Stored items
----------
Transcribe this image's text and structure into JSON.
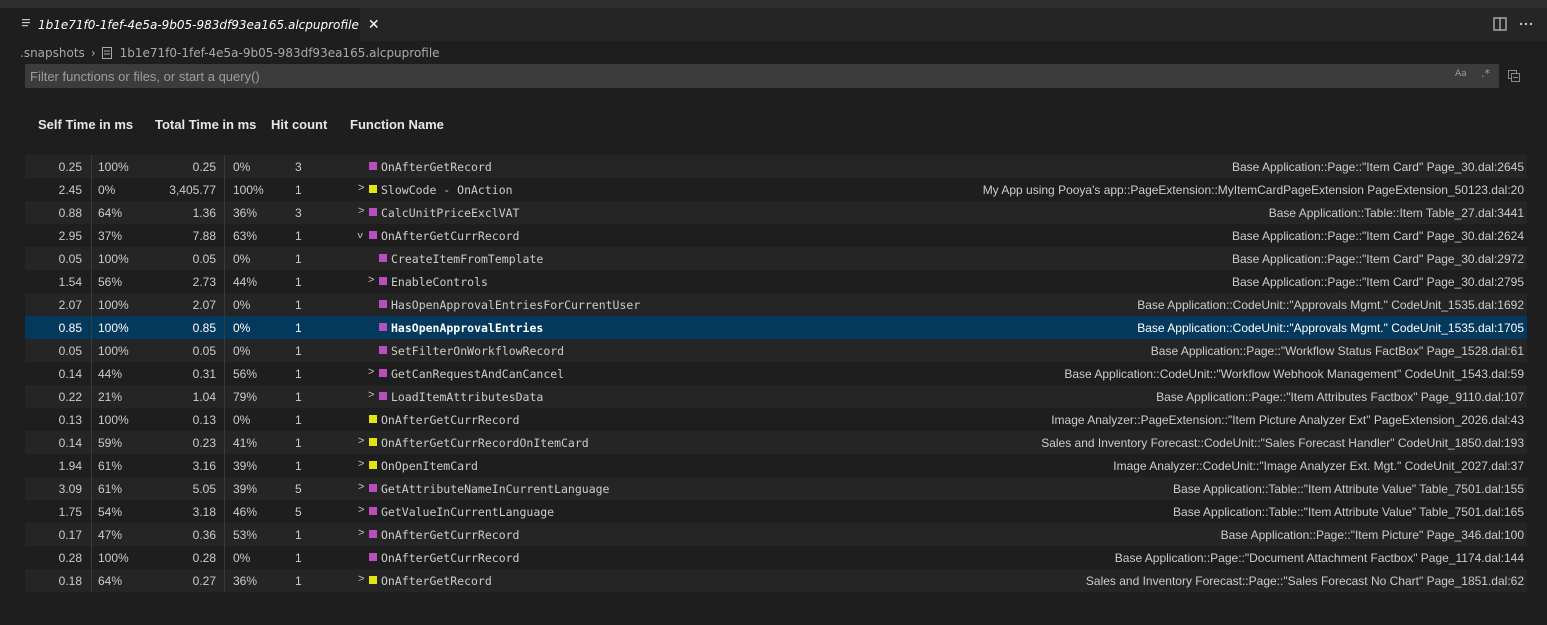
{
  "tab": {
    "title": "1b1e71f0-1fef-4e5a-9b05-983df93ea165.alcpuprofile",
    "close_glyph": "✕"
  },
  "breadcrumb": {
    "folder": ".snapshots",
    "separator": "›",
    "file": "1b1e71f0-1fef-4e5a-9b05-983df93ea165.alcpuprofile"
  },
  "filter": {
    "placeholder": "Filter functions or files, or start a query()",
    "value": "",
    "match_case_label": "Aa",
    "regex_label": ".*"
  },
  "columns": {
    "self_time": "Self Time in ms",
    "total_time": "Total Time in ms",
    "hit_count": "Hit count",
    "function_name": "Function Name"
  },
  "colors": {
    "app_magenta": "#b94fbf",
    "app_yellow": "#e3e30f",
    "selected_row": "#04395e"
  },
  "rows": [
    {
      "self_ms": "0.25",
      "self_pct": "100%",
      "total_ms": "0.25",
      "total_pct": "0%",
      "hits": "3",
      "depth": 0,
      "expander": "",
      "color": "magenta",
      "fn": "OnAfterGetRecord",
      "src": "Base Application::Page::\"Item Card\" Page_30.dal:2645"
    },
    {
      "self_ms": "2.45",
      "self_pct": "0%",
      "total_ms": "3,405.77",
      "total_pct": "100%",
      "hits": "1",
      "depth": 0,
      "expander": ">",
      "color": "yellow",
      "fn": "SlowCode - OnAction",
      "src": "My App using Pooya's app::PageExtension::MyItemCardPageExtension PageExtension_50123.dal:20"
    },
    {
      "self_ms": "0.88",
      "self_pct": "64%",
      "total_ms": "1.36",
      "total_pct": "36%",
      "hits": "3",
      "depth": 0,
      "expander": ">",
      "color": "magenta",
      "fn": "CalcUnitPriceExclVAT",
      "src": "Base Application::Table::Item Table_27.dal:3441"
    },
    {
      "self_ms": "2.95",
      "self_pct": "37%",
      "total_ms": "7.88",
      "total_pct": "63%",
      "hits": "1",
      "depth": 0,
      "expander": "v",
      "color": "magenta",
      "fn": "OnAfterGetCurrRecord",
      "src": "Base Application::Page::\"Item Card\" Page_30.dal:2624"
    },
    {
      "self_ms": "0.05",
      "self_pct": "100%",
      "total_ms": "0.05",
      "total_pct": "0%",
      "hits": "1",
      "depth": 1,
      "expander": "",
      "color": "magenta",
      "fn": "CreateItemFromTemplate",
      "src": "Base Application::Page::\"Item Card\" Page_30.dal:2972"
    },
    {
      "self_ms": "1.54",
      "self_pct": "56%",
      "total_ms": "2.73",
      "total_pct": "44%",
      "hits": "1",
      "depth": 1,
      "expander": ">",
      "color": "magenta",
      "fn": "EnableControls",
      "src": "Base Application::Page::\"Item Card\" Page_30.dal:2795"
    },
    {
      "self_ms": "2.07",
      "self_pct": "100%",
      "total_ms": "2.07",
      "total_pct": "0%",
      "hits": "1",
      "depth": 1,
      "expander": "",
      "color": "magenta",
      "fn": "HasOpenApprovalEntriesForCurrentUser",
      "src": "Base Application::CodeUnit::\"Approvals Mgmt.\" CodeUnit_1535.dal:1692"
    },
    {
      "self_ms": "0.85",
      "self_pct": "100%",
      "total_ms": "0.85",
      "total_pct": "0%",
      "hits": "1",
      "depth": 1,
      "expander": "",
      "color": "magenta",
      "fn": "HasOpenApprovalEntries",
      "src": "Base Application::CodeUnit::\"Approvals Mgmt.\" CodeUnit_1535.dal:1705",
      "selected": true
    },
    {
      "self_ms": "0.05",
      "self_pct": "100%",
      "total_ms": "0.05",
      "total_pct": "0%",
      "hits": "1",
      "depth": 1,
      "expander": "",
      "color": "magenta",
      "fn": "SetFilterOnWorkflowRecord",
      "src": "Base Application::Page::\"Workflow Status FactBox\" Page_1528.dal:61"
    },
    {
      "self_ms": "0.14",
      "self_pct": "44%",
      "total_ms": "0.31",
      "total_pct": "56%",
      "hits": "1",
      "depth": 1,
      "expander": ">",
      "color": "magenta",
      "fn": "GetCanRequestAndCanCancel",
      "src": "Base Application::CodeUnit::\"Workflow Webhook Management\" CodeUnit_1543.dal:59"
    },
    {
      "self_ms": "0.22",
      "self_pct": "21%",
      "total_ms": "1.04",
      "total_pct": "79%",
      "hits": "1",
      "depth": 1,
      "expander": ">",
      "color": "magenta",
      "fn": "LoadItemAttributesData",
      "src": "Base Application::Page::\"Item Attributes Factbox\" Page_9110.dal:107"
    },
    {
      "self_ms": "0.13",
      "self_pct": "100%",
      "total_ms": "0.13",
      "total_pct": "0%",
      "hits": "1",
      "depth": 0,
      "expander": "",
      "color": "yellow",
      "fn": "OnAfterGetCurrRecord",
      "src": "Image Analyzer::PageExtension::\"Item Picture Analyzer Ext\" PageExtension_2026.dal:43"
    },
    {
      "self_ms": "0.14",
      "self_pct": "59%",
      "total_ms": "0.23",
      "total_pct": "41%",
      "hits": "1",
      "depth": 0,
      "expander": ">",
      "color": "yellow",
      "fn": "OnAfterGetCurrRecordOnItemCard",
      "src": "Sales and Inventory Forecast::CodeUnit::\"Sales Forecast Handler\" CodeUnit_1850.dal:193"
    },
    {
      "self_ms": "1.94",
      "self_pct": "61%",
      "total_ms": "3.16",
      "total_pct": "39%",
      "hits": "1",
      "depth": 0,
      "expander": ">",
      "color": "yellow",
      "fn": "OnOpenItemCard",
      "src": "Image Analyzer::CodeUnit::\"Image Analyzer Ext. Mgt.\" CodeUnit_2027.dal:37"
    },
    {
      "self_ms": "3.09",
      "self_pct": "61%",
      "total_ms": "5.05",
      "total_pct": "39%",
      "hits": "5",
      "depth": 0,
      "expander": ">",
      "color": "magenta",
      "fn": "GetAttributeNameInCurrentLanguage",
      "src": "Base Application::Table::\"Item Attribute Value\" Table_7501.dal:155"
    },
    {
      "self_ms": "1.75",
      "self_pct": "54%",
      "total_ms": "3.18",
      "total_pct": "46%",
      "hits": "5",
      "depth": 0,
      "expander": ">",
      "color": "magenta",
      "fn": "GetValueInCurrentLanguage",
      "src": "Base Application::Table::\"Item Attribute Value\" Table_7501.dal:165"
    },
    {
      "self_ms": "0.17",
      "self_pct": "47%",
      "total_ms": "0.36",
      "total_pct": "53%",
      "hits": "1",
      "depth": 0,
      "expander": ">",
      "color": "magenta",
      "fn": "OnAfterGetCurrRecord",
      "src": "Base Application::Page::\"Item Picture\" Page_346.dal:100"
    },
    {
      "self_ms": "0.28",
      "self_pct": "100%",
      "total_ms": "0.28",
      "total_pct": "0%",
      "hits": "1",
      "depth": 0,
      "expander": "",
      "color": "magenta",
      "fn": "OnAfterGetCurrRecord",
      "src": "Base Application::Page::\"Document Attachment Factbox\" Page_1174.dal:144"
    },
    {
      "self_ms": "0.18",
      "self_pct": "64%",
      "total_ms": "0.27",
      "total_pct": "36%",
      "hits": "1",
      "depth": 0,
      "expander": ">",
      "color": "yellow",
      "fn": "OnAfterGetRecord",
      "src": "Sales and Inventory Forecast::Page::\"Sales Forecast No Chart\" Page_1851.dal:62"
    }
  ]
}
----------
### What you need to do
Without including any pictures, print each record exactly.

### Full solution
Transcribe this image's text and structure into JSON.
{
  "tab": {
    "title": "1b1e71f0-1fef-4e5a-9b05-983df93ea165.alcpuprofile",
    "close_glyph": "✕"
  },
  "breadcrumb": {
    "folder": ".snapshots",
    "separator": "›",
    "file": "1b1e71f0-1fef-4e5a-9b05-983df93ea165.alcpuprofile"
  },
  "filter": {
    "placeholder": "Filter functions or files, or start a query()",
    "value": "",
    "match_case_label": "Aa",
    "regex_label": ".*"
  },
  "columns": {
    "self_time": "Self Time in ms",
    "total_time": "Total Time in ms",
    "hit_count": "Hit count",
    "function_name": "Function Name"
  },
  "colors": {
    "app_magenta": "#b94fbf",
    "app_yellow": "#e3e30f",
    "selected_row": "#04395e"
  },
  "rows": [
    {
      "self_ms": "0.25",
      "self_pct": "100%",
      "total_ms": "0.25",
      "total_pct": "0%",
      "hits": "3",
      "depth": 0,
      "expander": "",
      "color": "magenta",
      "fn": "OnAfterGetRecord",
      "src": "Base Application::Page::\"Item Card\" Page_30.dal:2645"
    },
    {
      "self_ms": "2.45",
      "self_pct": "0%",
      "total_ms": "3,405.77",
      "total_pct": "100%",
      "hits": "1",
      "depth": 0,
      "expander": ">",
      "color": "yellow",
      "fn": "SlowCode - OnAction",
      "src": "My App using Pooya's app::PageExtension::MyItemCardPageExtension PageExtension_50123.dal:20"
    },
    {
      "self_ms": "0.88",
      "self_pct": "64%",
      "total_ms": "1.36",
      "total_pct": "36%",
      "hits": "3",
      "depth": 0,
      "expander": ">",
      "color": "magenta",
      "fn": "CalcUnitPriceExclVAT",
      "src": "Base Application::Table::Item Table_27.dal:3441"
    },
    {
      "self_ms": "2.95",
      "self_pct": "37%",
      "total_ms": "7.88",
      "total_pct": "63%",
      "hits": "1",
      "depth": 0,
      "expander": "v",
      "color": "magenta",
      "fn": "OnAfterGetCurrRecord",
      "src": "Base Application::Page::\"Item Card\" Page_30.dal:2624"
    },
    {
      "self_ms": "0.05",
      "self_pct": "100%",
      "total_ms": "0.05",
      "total_pct": "0%",
      "hits": "1",
      "depth": 1,
      "expander": "",
      "color": "magenta",
      "fn": "CreateItemFromTemplate",
      "src": "Base Application::Page::\"Item Card\" Page_30.dal:2972"
    },
    {
      "self_ms": "1.54",
      "self_pct": "56%",
      "total_ms": "2.73",
      "total_pct": "44%",
      "hits": "1",
      "depth": 1,
      "expander": ">",
      "color": "magenta",
      "fn": "EnableControls",
      "src": "Base Application::Page::\"Item Card\" Page_30.dal:2795"
    },
    {
      "self_ms": "2.07",
      "self_pct": "100%",
      "total_ms": "2.07",
      "total_pct": "0%",
      "hits": "1",
      "depth": 1,
      "expander": "",
      "color": "magenta",
      "fn": "HasOpenApprovalEntriesForCurrentUser",
      "src": "Base Application::CodeUnit::\"Approvals Mgmt.\" CodeUnit_1535.dal:1692"
    },
    {
      "self_ms": "0.85",
      "self_pct": "100%",
      "total_ms": "0.85",
      "total_pct": "0%",
      "hits": "1",
      "depth": 1,
      "expander": "",
      "color": "magenta",
      "fn": "HasOpenApprovalEntries",
      "src": "Base Application::CodeUnit::\"Approvals Mgmt.\" CodeUnit_1535.dal:1705",
      "selected": true
    },
    {
      "self_ms": "0.05",
      "self_pct": "100%",
      "total_ms": "0.05",
      "total_pct": "0%",
      "hits": "1",
      "depth": 1,
      "expander": "",
      "color": "magenta",
      "fn": "SetFilterOnWorkflowRecord",
      "src": "Base Application::Page::\"Workflow Status FactBox\" Page_1528.dal:61"
    },
    {
      "self_ms": "0.14",
      "self_pct": "44%",
      "total_ms": "0.31",
      "total_pct": "56%",
      "hits": "1",
      "depth": 1,
      "expander": ">",
      "color": "magenta",
      "fn": "GetCanRequestAndCanCancel",
      "src": "Base Application::CodeUnit::\"Workflow Webhook Management\" CodeUnit_1543.dal:59"
    },
    {
      "self_ms": "0.22",
      "self_pct": "21%",
      "total_ms": "1.04",
      "total_pct": "79%",
      "hits": "1",
      "depth": 1,
      "expander": ">",
      "color": "magenta",
      "fn": "LoadItemAttributesData",
      "src": "Base Application::Page::\"Item Attributes Factbox\" Page_9110.dal:107"
    },
    {
      "self_ms": "0.13",
      "self_pct": "100%",
      "total_ms": "0.13",
      "total_pct": "0%",
      "hits": "1",
      "depth": 0,
      "expander": "",
      "color": "yellow",
      "fn": "OnAfterGetCurrRecord",
      "src": "Image Analyzer::PageExtension::\"Item Picture Analyzer Ext\" PageExtension_2026.dal:43"
    },
    {
      "self_ms": "0.14",
      "self_pct": "59%",
      "total_ms": "0.23",
      "total_pct": "41%",
      "hits": "1",
      "depth": 0,
      "expander": ">",
      "color": "yellow",
      "fn": "OnAfterGetCurrRecordOnItemCard",
      "src": "Sales and Inventory Forecast::CodeUnit::\"Sales Forecast Handler\" CodeUnit_1850.dal:193"
    },
    {
      "self_ms": "1.94",
      "self_pct": "61%",
      "total_ms": "3.16",
      "total_pct": "39%",
      "hits": "1",
      "depth": 0,
      "expander": ">",
      "color": "yellow",
      "fn": "OnOpenItemCard",
      "src": "Image Analyzer::CodeUnit::\"Image Analyzer Ext. Mgt.\" CodeUnit_2027.dal:37"
    },
    {
      "self_ms": "3.09",
      "self_pct": "61%",
      "total_ms": "5.05",
      "total_pct": "39%",
      "hits": "5",
      "depth": 0,
      "expander": ">",
      "color": "magenta",
      "fn": "GetAttributeNameInCurrentLanguage",
      "src": "Base Application::Table::\"Item Attribute Value\" Table_7501.dal:155"
    },
    {
      "self_ms": "1.75",
      "self_pct": "54%",
      "total_ms": "3.18",
      "total_pct": "46%",
      "hits": "5",
      "depth": 0,
      "expander": ">",
      "color": "magenta",
      "fn": "GetValueInCurrentLanguage",
      "src": "Base Application::Table::\"Item Attribute Value\" Table_7501.dal:165"
    },
    {
      "self_ms": "0.17",
      "self_pct": "47%",
      "total_ms": "0.36",
      "total_pct": "53%",
      "hits": "1",
      "depth": 0,
      "expander": ">",
      "color": "magenta",
      "fn": "OnAfterGetCurrRecord",
      "src": "Base Application::Page::\"Item Picture\" Page_346.dal:100"
    },
    {
      "self_ms": "0.28",
      "self_pct": "100%",
      "total_ms": "0.28",
      "total_pct": "0%",
      "hits": "1",
      "depth": 0,
      "expander": "",
      "color": "magenta",
      "fn": "OnAfterGetCurrRecord",
      "src": "Base Application::Page::\"Document Attachment Factbox\" Page_1174.dal:144"
    },
    {
      "self_ms": "0.18",
      "self_pct": "64%",
      "total_ms": "0.27",
      "total_pct": "36%",
      "hits": "1",
      "depth": 0,
      "expander": ">",
      "color": "yellow",
      "fn": "OnAfterGetRecord",
      "src": "Sales and Inventory Forecast::Page::\"Sales Forecast No Chart\" Page_1851.dal:62"
    }
  ]
}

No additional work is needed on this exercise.